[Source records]
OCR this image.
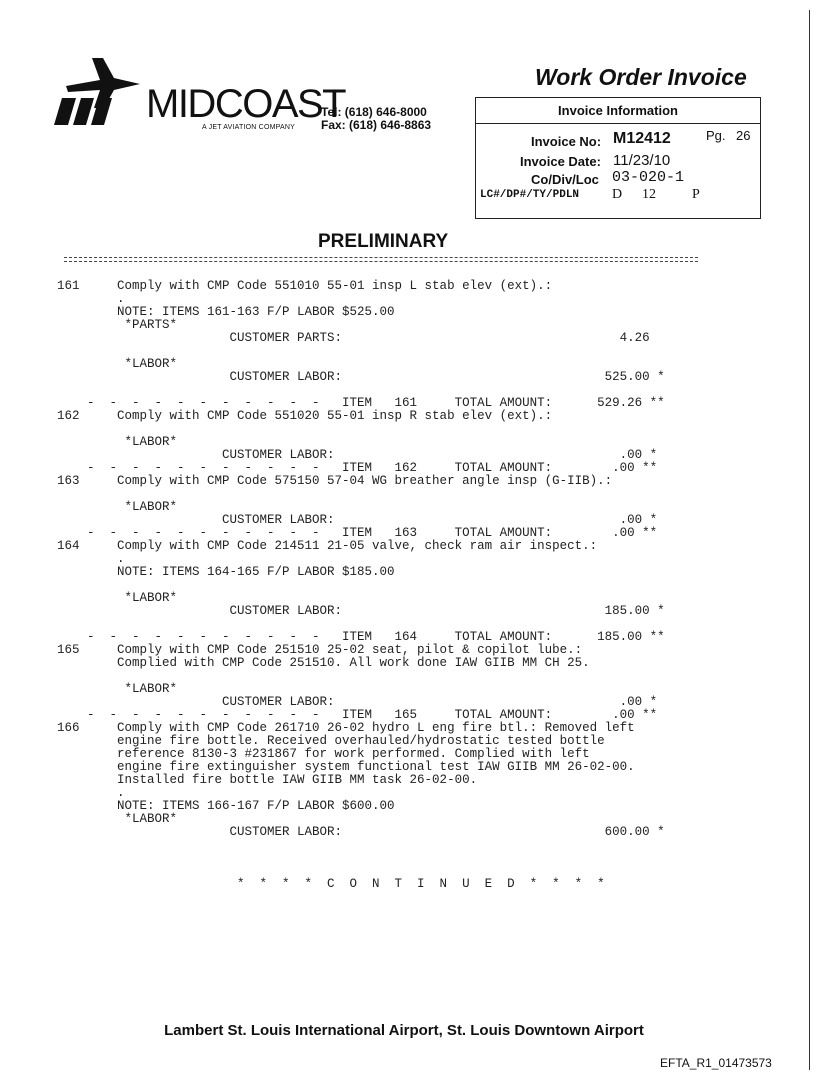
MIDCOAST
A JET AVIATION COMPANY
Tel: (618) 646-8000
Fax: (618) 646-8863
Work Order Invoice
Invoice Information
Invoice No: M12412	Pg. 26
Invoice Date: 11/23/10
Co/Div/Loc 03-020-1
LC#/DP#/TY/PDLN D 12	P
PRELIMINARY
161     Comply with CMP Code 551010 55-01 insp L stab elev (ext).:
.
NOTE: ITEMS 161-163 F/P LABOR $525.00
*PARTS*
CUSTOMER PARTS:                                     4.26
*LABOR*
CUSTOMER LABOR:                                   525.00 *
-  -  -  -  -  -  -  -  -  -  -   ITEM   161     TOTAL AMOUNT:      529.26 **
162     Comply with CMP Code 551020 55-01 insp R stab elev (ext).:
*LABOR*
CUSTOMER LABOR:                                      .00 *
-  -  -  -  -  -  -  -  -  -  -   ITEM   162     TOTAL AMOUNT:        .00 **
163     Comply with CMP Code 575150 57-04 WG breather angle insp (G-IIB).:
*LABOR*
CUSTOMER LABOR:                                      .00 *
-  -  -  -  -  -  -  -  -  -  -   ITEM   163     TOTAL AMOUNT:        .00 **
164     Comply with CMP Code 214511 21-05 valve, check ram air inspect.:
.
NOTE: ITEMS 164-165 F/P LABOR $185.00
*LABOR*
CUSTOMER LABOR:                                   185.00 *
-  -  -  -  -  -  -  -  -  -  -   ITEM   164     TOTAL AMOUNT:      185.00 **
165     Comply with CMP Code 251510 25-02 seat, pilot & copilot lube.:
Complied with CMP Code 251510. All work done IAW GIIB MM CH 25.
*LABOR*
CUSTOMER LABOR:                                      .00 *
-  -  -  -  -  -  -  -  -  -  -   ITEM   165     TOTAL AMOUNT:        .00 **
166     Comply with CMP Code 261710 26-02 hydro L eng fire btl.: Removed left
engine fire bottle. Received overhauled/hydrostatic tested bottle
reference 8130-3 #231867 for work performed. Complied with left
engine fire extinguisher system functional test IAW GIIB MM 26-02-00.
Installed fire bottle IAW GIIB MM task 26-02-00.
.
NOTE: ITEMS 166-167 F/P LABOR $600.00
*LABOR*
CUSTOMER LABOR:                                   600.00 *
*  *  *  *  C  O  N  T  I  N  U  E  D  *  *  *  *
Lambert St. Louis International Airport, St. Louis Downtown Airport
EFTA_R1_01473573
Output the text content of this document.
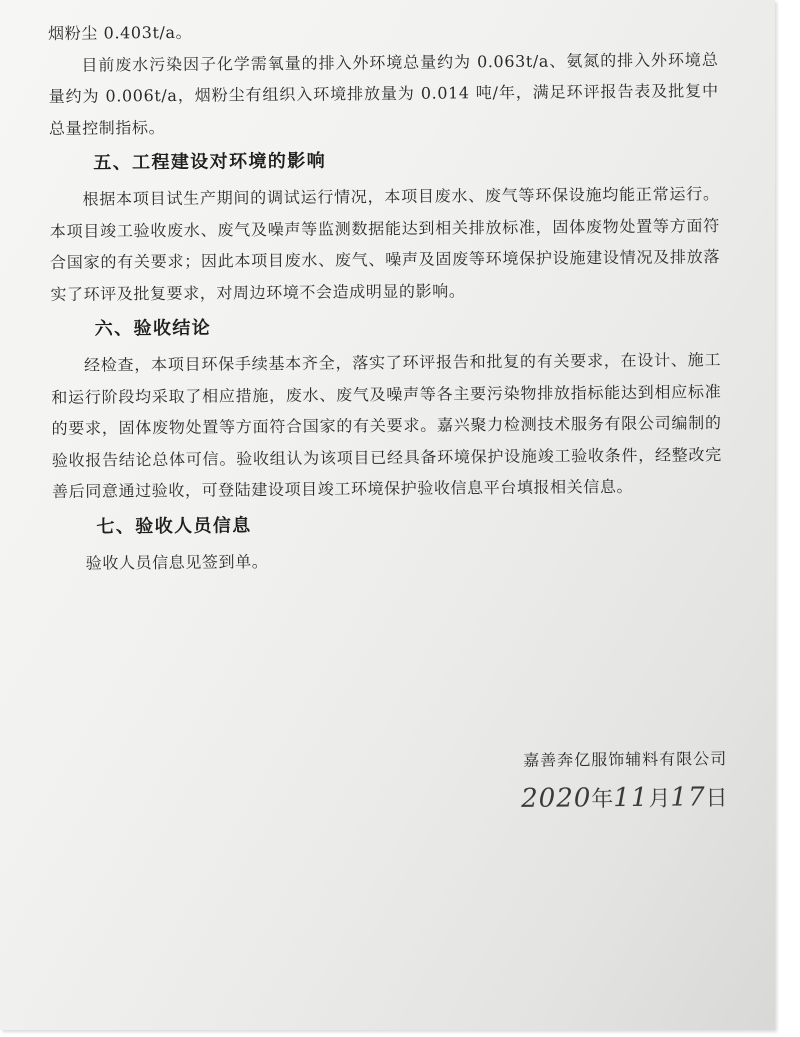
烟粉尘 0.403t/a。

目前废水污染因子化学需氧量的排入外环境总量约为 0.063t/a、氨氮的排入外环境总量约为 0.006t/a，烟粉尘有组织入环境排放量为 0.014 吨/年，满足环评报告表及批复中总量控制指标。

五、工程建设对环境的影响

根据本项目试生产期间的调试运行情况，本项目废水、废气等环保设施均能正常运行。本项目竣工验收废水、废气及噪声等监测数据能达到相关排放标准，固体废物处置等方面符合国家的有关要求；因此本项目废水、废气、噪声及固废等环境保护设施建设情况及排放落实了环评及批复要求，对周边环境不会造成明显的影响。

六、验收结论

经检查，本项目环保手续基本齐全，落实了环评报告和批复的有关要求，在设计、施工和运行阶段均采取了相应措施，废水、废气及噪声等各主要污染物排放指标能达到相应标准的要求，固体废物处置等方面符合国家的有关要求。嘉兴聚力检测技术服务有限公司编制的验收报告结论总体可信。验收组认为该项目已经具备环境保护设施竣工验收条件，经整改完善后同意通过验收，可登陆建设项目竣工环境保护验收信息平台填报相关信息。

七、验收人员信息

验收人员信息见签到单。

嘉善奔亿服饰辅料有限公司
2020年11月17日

- _WHAT IS EXPECTED_: Select all lines in the listing that include the word "stab".

- _FULL ANSWER_:
161     Comply with CMP Code 551010 55-01 insp L stab elev (ext).:
162     Comply with CMP Code 551020 55-01 insp R stab elev (ext).:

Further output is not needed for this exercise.